> _GIVEN TASK_
Could you transcribe every record below exactly as written, leaving out any pictures?

————————

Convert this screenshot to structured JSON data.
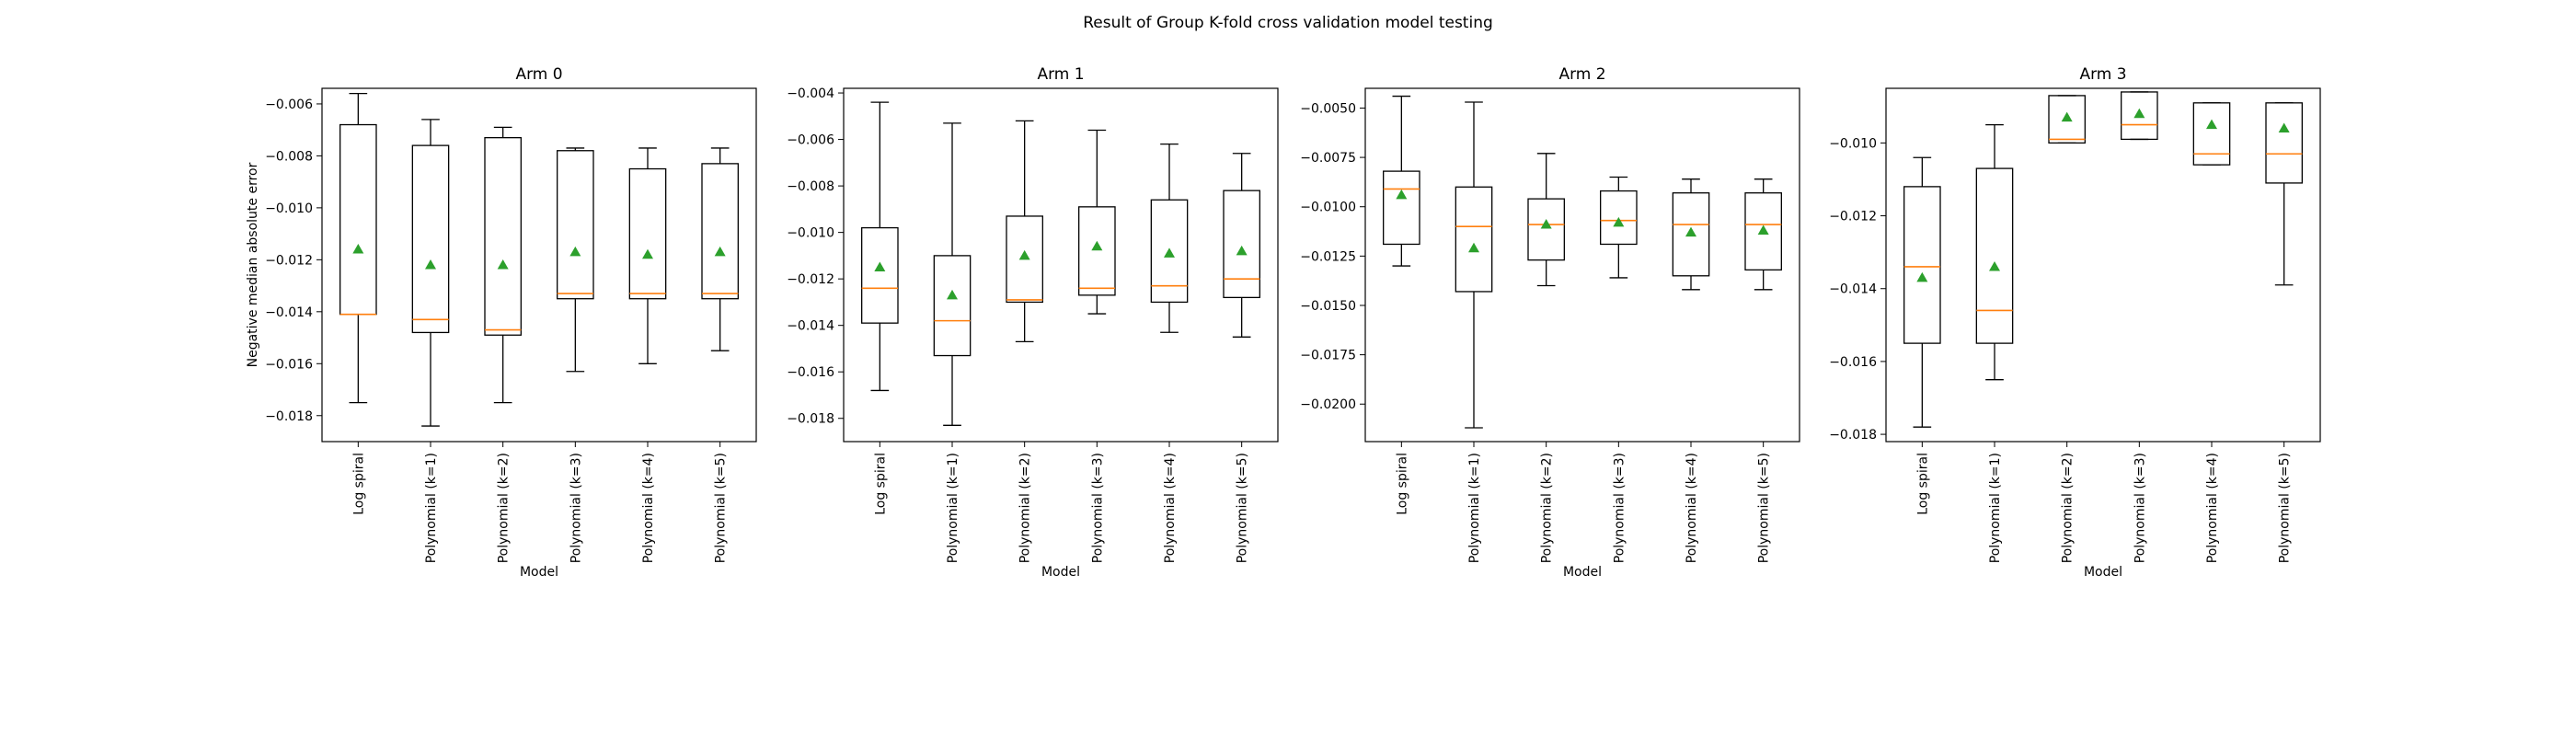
{
  "figure": {
    "suptitle": "Result of Group K-fold cross validation model testing"
  },
  "colors": {
    "box": "#000000",
    "median": "#ff7f0e",
    "mean": "#2ca02c"
  },
  "chart_data": [
    {
      "type": "box",
      "title": "Arm 0",
      "xlabel": "Model",
      "ylabel": "Negative median absolute error",
      "categories": [
        "Log spiral",
        "Polynomial (k=1)",
        "Polynomial (k=2)",
        "Polynomial (k=3)",
        "Polynomial (k=4)",
        "Polynomial (k=5)"
      ],
      "ylim": [
        -0.019,
        -0.0054
      ],
      "yticks": [
        -0.018,
        -0.016,
        -0.014,
        -0.012,
        -0.01,
        -0.008,
        -0.006
      ],
      "ytick_labels": [
        "−0.018",
        "−0.016",
        "−0.014",
        "−0.012",
        "−0.010",
        "−0.008",
        "−0.006"
      ],
      "boxes": [
        {
          "whislo": -0.0175,
          "q1": -0.0141,
          "med": -0.0141,
          "q3": -0.0068,
          "whishi": -0.0056,
          "mean": -0.0116
        },
        {
          "whislo": -0.0184,
          "q1": -0.0148,
          "med": -0.0143,
          "q3": -0.0076,
          "whishi": -0.0066,
          "mean": -0.0122
        },
        {
          "whislo": -0.0175,
          "q1": -0.0149,
          "med": -0.0147,
          "q3": -0.0073,
          "whishi": -0.0069,
          "mean": -0.0122
        },
        {
          "whislo": -0.0163,
          "q1": -0.0135,
          "med": -0.0133,
          "q3": -0.0078,
          "whishi": -0.0077,
          "mean": -0.0117
        },
        {
          "whislo": -0.016,
          "q1": -0.0135,
          "med": -0.0133,
          "q3": -0.0085,
          "whishi": -0.0077,
          "mean": -0.0118
        },
        {
          "whislo": -0.0155,
          "q1": -0.0135,
          "med": -0.0133,
          "q3": -0.0083,
          "whishi": -0.0077,
          "mean": -0.0117
        }
      ]
    },
    {
      "type": "box",
      "title": "Arm 1",
      "xlabel": "Model",
      "ylabel": "",
      "categories": [
        "Log spiral",
        "Polynomial (k=1)",
        "Polynomial (k=2)",
        "Polynomial (k=3)",
        "Polynomial (k=4)",
        "Polynomial (k=5)"
      ],
      "ylim": [
        -0.019,
        -0.0038
      ],
      "yticks": [
        -0.018,
        -0.016,
        -0.014,
        -0.012,
        -0.01,
        -0.008,
        -0.006,
        -0.004
      ],
      "ytick_labels": [
        "−0.018",
        "−0.016",
        "−0.014",
        "−0.012",
        "−0.010",
        "−0.008",
        "−0.006",
        "−0.004"
      ],
      "boxes": [
        {
          "whislo": -0.0168,
          "q1": -0.0139,
          "med": -0.0124,
          "q3": -0.0098,
          "whishi": -0.0044,
          "mean": -0.0115
        },
        {
          "whislo": -0.0183,
          "q1": -0.0153,
          "med": -0.0138,
          "q3": -0.011,
          "whishi": -0.0053,
          "mean": -0.0127
        },
        {
          "whislo": -0.0147,
          "q1": -0.013,
          "med": -0.0129,
          "q3": -0.0093,
          "whishi": -0.0052,
          "mean": -0.011
        },
        {
          "whislo": -0.0135,
          "q1": -0.0127,
          "med": -0.0124,
          "q3": -0.0089,
          "whishi": -0.0056,
          "mean": -0.0106
        },
        {
          "whislo": -0.0143,
          "q1": -0.013,
          "med": -0.0123,
          "q3": -0.0086,
          "whishi": -0.0062,
          "mean": -0.0109
        },
        {
          "whislo": -0.0145,
          "q1": -0.0128,
          "med": -0.012,
          "q3": -0.0082,
          "whishi": -0.0066,
          "mean": -0.0108
        }
      ]
    },
    {
      "type": "box",
      "title": "Arm 2",
      "xlabel": "Model",
      "ylabel": "",
      "categories": [
        "Log spiral",
        "Polynomial (k=1)",
        "Polynomial (k=2)",
        "Polynomial (k=3)",
        "Polynomial (k=4)",
        "Polynomial (k=5)"
      ],
      "ylim": [
        -0.0219,
        -0.004
      ],
      "yticks": [
        -0.02,
        -0.0175,
        -0.015,
        -0.0125,
        -0.01,
        -0.0075,
        -0.005
      ],
      "ytick_labels": [
        "−0.0200",
        "−0.0175",
        "−0.0150",
        "−0.0125",
        "−0.0100",
        "−0.0075",
        "−0.0050"
      ],
      "boxes": [
        {
          "whislo": -0.013,
          "q1": -0.0119,
          "med": -0.0091,
          "q3": -0.0082,
          "whishi": -0.0044,
          "mean": -0.0094
        },
        {
          "whislo": -0.0212,
          "q1": -0.0143,
          "med": -0.011,
          "q3": -0.009,
          "whishi": -0.0047,
          "mean": -0.0121
        },
        {
          "whislo": -0.014,
          "q1": -0.0127,
          "med": -0.0109,
          "q3": -0.0096,
          "whishi": -0.0073,
          "mean": -0.0109
        },
        {
          "whislo": -0.0136,
          "q1": -0.0119,
          "med": -0.0107,
          "q3": -0.0092,
          "whishi": -0.0085,
          "mean": -0.0108
        },
        {
          "whislo": -0.0142,
          "q1": -0.0135,
          "med": -0.0109,
          "q3": -0.0093,
          "whishi": -0.0086,
          "mean": -0.0113
        },
        {
          "whislo": -0.0142,
          "q1": -0.0132,
          "med": -0.0109,
          "q3": -0.0093,
          "whishi": -0.0086,
          "mean": -0.0112
        }
      ]
    },
    {
      "type": "box",
      "title": "Arm 3",
      "xlabel": "Model",
      "ylabel": "",
      "categories": [
        "Log spiral",
        "Polynomial (k=1)",
        "Polynomial (k=2)",
        "Polynomial (k=3)",
        "Polynomial (k=4)",
        "Polynomial (k=5)"
      ],
      "ylim": [
        -0.0182,
        -0.0085
      ],
      "yticks": [
        -0.018,
        -0.016,
        -0.014,
        -0.012,
        -0.01
      ],
      "ytick_labels": [
        "−0.018",
        "−0.016",
        "−0.014",
        "−0.012",
        "−0.010"
      ],
      "boxes": [
        {
          "whislo": -0.0178,
          "q1": -0.0155,
          "med": -0.0134,
          "q3": -0.0112,
          "whishi": -0.0104,
          "mean": -0.0137
        },
        {
          "whislo": -0.0165,
          "q1": -0.0155,
          "med": -0.0146,
          "q3": -0.0107,
          "whishi": -0.0095,
          "mean": -0.0134
        },
        {
          "whislo": -0.01,
          "q1": -0.01,
          "med": -0.0099,
          "q3": -0.0087,
          "whishi": -0.0087,
          "mean": -0.0093
        },
        {
          "whislo": -0.0099,
          "q1": -0.0099,
          "med": -0.0095,
          "q3": -0.0086,
          "whishi": -0.0086,
          "mean": -0.0092
        },
        {
          "whislo": -0.0106,
          "q1": -0.0106,
          "med": -0.0103,
          "q3": -0.0089,
          "whishi": -0.0089,
          "mean": -0.0095
        },
        {
          "whislo": -0.0139,
          "q1": -0.0111,
          "med": -0.0103,
          "q3": -0.0089,
          "whishi": -0.0089,
          "mean": -0.0096
        }
      ]
    }
  ]
}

————————

> _REPLY TO THE TASK_
Convert this screenshot to structured JSON data.
{
  "figure": {
    "suptitle": "Result of Group K-fold cross validation model testing"
  },
  "colors": {
    "box": "#000000",
    "median": "#ff7f0e",
    "mean": "#2ca02c"
  },
  "chart_data": [
    {
      "type": "box",
      "title": "Arm 0",
      "xlabel": "Model",
      "ylabel": "Negative median absolute error",
      "categories": [
        "Log spiral",
        "Polynomial (k=1)",
        "Polynomial (k=2)",
        "Polynomial (k=3)",
        "Polynomial (k=4)",
        "Polynomial (k=5)"
      ],
      "ylim": [
        -0.019,
        -0.0054
      ],
      "yticks": [
        -0.018,
        -0.016,
        -0.014,
        -0.012,
        -0.01,
        -0.008,
        -0.006
      ],
      "ytick_labels": [
        "−0.018",
        "−0.016",
        "−0.014",
        "−0.012",
        "−0.010",
        "−0.008",
        "−0.006"
      ],
      "boxes": [
        {
          "whislo": -0.0175,
          "q1": -0.0141,
          "med": -0.0141,
          "q3": -0.0068,
          "whishi": -0.0056,
          "mean": -0.0116
        },
        {
          "whislo": -0.0184,
          "q1": -0.0148,
          "med": -0.0143,
          "q3": -0.0076,
          "whishi": -0.0066,
          "mean": -0.0122
        },
        {
          "whislo": -0.0175,
          "q1": -0.0149,
          "med": -0.0147,
          "q3": -0.0073,
          "whishi": -0.0069,
          "mean": -0.0122
        },
        {
          "whislo": -0.0163,
          "q1": -0.0135,
          "med": -0.0133,
          "q3": -0.0078,
          "whishi": -0.0077,
          "mean": -0.0117
        },
        {
          "whislo": -0.016,
          "q1": -0.0135,
          "med": -0.0133,
          "q3": -0.0085,
          "whishi": -0.0077,
          "mean": -0.0118
        },
        {
          "whislo": -0.0155,
          "q1": -0.0135,
          "med": -0.0133,
          "q3": -0.0083,
          "whishi": -0.0077,
          "mean": -0.0117
        }
      ]
    },
    {
      "type": "box",
      "title": "Arm 1",
      "xlabel": "Model",
      "ylabel": "",
      "categories": [
        "Log spiral",
        "Polynomial (k=1)",
        "Polynomial (k=2)",
        "Polynomial (k=3)",
        "Polynomial (k=4)",
        "Polynomial (k=5)"
      ],
      "ylim": [
        -0.019,
        -0.0038
      ],
      "yticks": [
        -0.018,
        -0.016,
        -0.014,
        -0.012,
        -0.01,
        -0.008,
        -0.006,
        -0.004
      ],
      "ytick_labels": [
        "−0.018",
        "−0.016",
        "−0.014",
        "−0.012",
        "−0.010",
        "−0.008",
        "−0.006",
        "−0.004"
      ],
      "boxes": [
        {
          "whislo": -0.0168,
          "q1": -0.0139,
          "med": -0.0124,
          "q3": -0.0098,
          "whishi": -0.0044,
          "mean": -0.0115
        },
        {
          "whislo": -0.0183,
          "q1": -0.0153,
          "med": -0.0138,
          "q3": -0.011,
          "whishi": -0.0053,
          "mean": -0.0127
        },
        {
          "whislo": -0.0147,
          "q1": -0.013,
          "med": -0.0129,
          "q3": -0.0093,
          "whishi": -0.0052,
          "mean": -0.011
        },
        {
          "whislo": -0.0135,
          "q1": -0.0127,
          "med": -0.0124,
          "q3": -0.0089,
          "whishi": -0.0056,
          "mean": -0.0106
        },
        {
          "whislo": -0.0143,
          "q1": -0.013,
          "med": -0.0123,
          "q3": -0.0086,
          "whishi": -0.0062,
          "mean": -0.0109
        },
        {
          "whislo": -0.0145,
          "q1": -0.0128,
          "med": -0.012,
          "q3": -0.0082,
          "whishi": -0.0066,
          "mean": -0.0108
        }
      ]
    },
    {
      "type": "box",
      "title": "Arm 2",
      "xlabel": "Model",
      "ylabel": "",
      "categories": [
        "Log spiral",
        "Polynomial (k=1)",
        "Polynomial (k=2)",
        "Polynomial (k=3)",
        "Polynomial (k=4)",
        "Polynomial (k=5)"
      ],
      "ylim": [
        -0.0219,
        -0.004
      ],
      "yticks": [
        -0.02,
        -0.0175,
        -0.015,
        -0.0125,
        -0.01,
        -0.0075,
        -0.005
      ],
      "ytick_labels": [
        "−0.0200",
        "−0.0175",
        "−0.0150",
        "−0.0125",
        "−0.0100",
        "−0.0075",
        "−0.0050"
      ],
      "boxes": [
        {
          "whislo": -0.013,
          "q1": -0.0119,
          "med": -0.0091,
          "q3": -0.0082,
          "whishi": -0.0044,
          "mean": -0.0094
        },
        {
          "whislo": -0.0212,
          "q1": -0.0143,
          "med": -0.011,
          "q3": -0.009,
          "whishi": -0.0047,
          "mean": -0.0121
        },
        {
          "whislo": -0.014,
          "q1": -0.0127,
          "med": -0.0109,
          "q3": -0.0096,
          "whishi": -0.0073,
          "mean": -0.0109
        },
        {
          "whislo": -0.0136,
          "q1": -0.0119,
          "med": -0.0107,
          "q3": -0.0092,
          "whishi": -0.0085,
          "mean": -0.0108
        },
        {
          "whislo": -0.0142,
          "q1": -0.0135,
          "med": -0.0109,
          "q3": -0.0093,
          "whishi": -0.0086,
          "mean": -0.0113
        },
        {
          "whislo": -0.0142,
          "q1": -0.0132,
          "med": -0.0109,
          "q3": -0.0093,
          "whishi": -0.0086,
          "mean": -0.0112
        }
      ]
    },
    {
      "type": "box",
      "title": "Arm 3",
      "xlabel": "Model",
      "ylabel": "",
      "categories": [
        "Log spiral",
        "Polynomial (k=1)",
        "Polynomial (k=2)",
        "Polynomial (k=3)",
        "Polynomial (k=4)",
        "Polynomial (k=5)"
      ],
      "ylim": [
        -0.0182,
        -0.0085
      ],
      "yticks": [
        -0.018,
        -0.016,
        -0.014,
        -0.012,
        -0.01
      ],
      "ytick_labels": [
        "−0.018",
        "−0.016",
        "−0.014",
        "−0.012",
        "−0.010"
      ],
      "boxes": [
        {
          "whislo": -0.0178,
          "q1": -0.0155,
          "med": -0.0134,
          "q3": -0.0112,
          "whishi": -0.0104,
          "mean": -0.0137
        },
        {
          "whislo": -0.0165,
          "q1": -0.0155,
          "med": -0.0146,
          "q3": -0.0107,
          "whishi": -0.0095,
          "mean": -0.0134
        },
        {
          "whislo": -0.01,
          "q1": -0.01,
          "med": -0.0099,
          "q3": -0.0087,
          "whishi": -0.0087,
          "mean": -0.0093
        },
        {
          "whislo": -0.0099,
          "q1": -0.0099,
          "med": -0.0095,
          "q3": -0.0086,
          "whishi": -0.0086,
          "mean": -0.0092
        },
        {
          "whislo": -0.0106,
          "q1": -0.0106,
          "med": -0.0103,
          "q3": -0.0089,
          "whishi": -0.0089,
          "mean": -0.0095
        },
        {
          "whislo": -0.0139,
          "q1": -0.0111,
          "med": -0.0103,
          "q3": -0.0089,
          "whishi": -0.0089,
          "mean": -0.0096
        }
      ]
    }
  ]
}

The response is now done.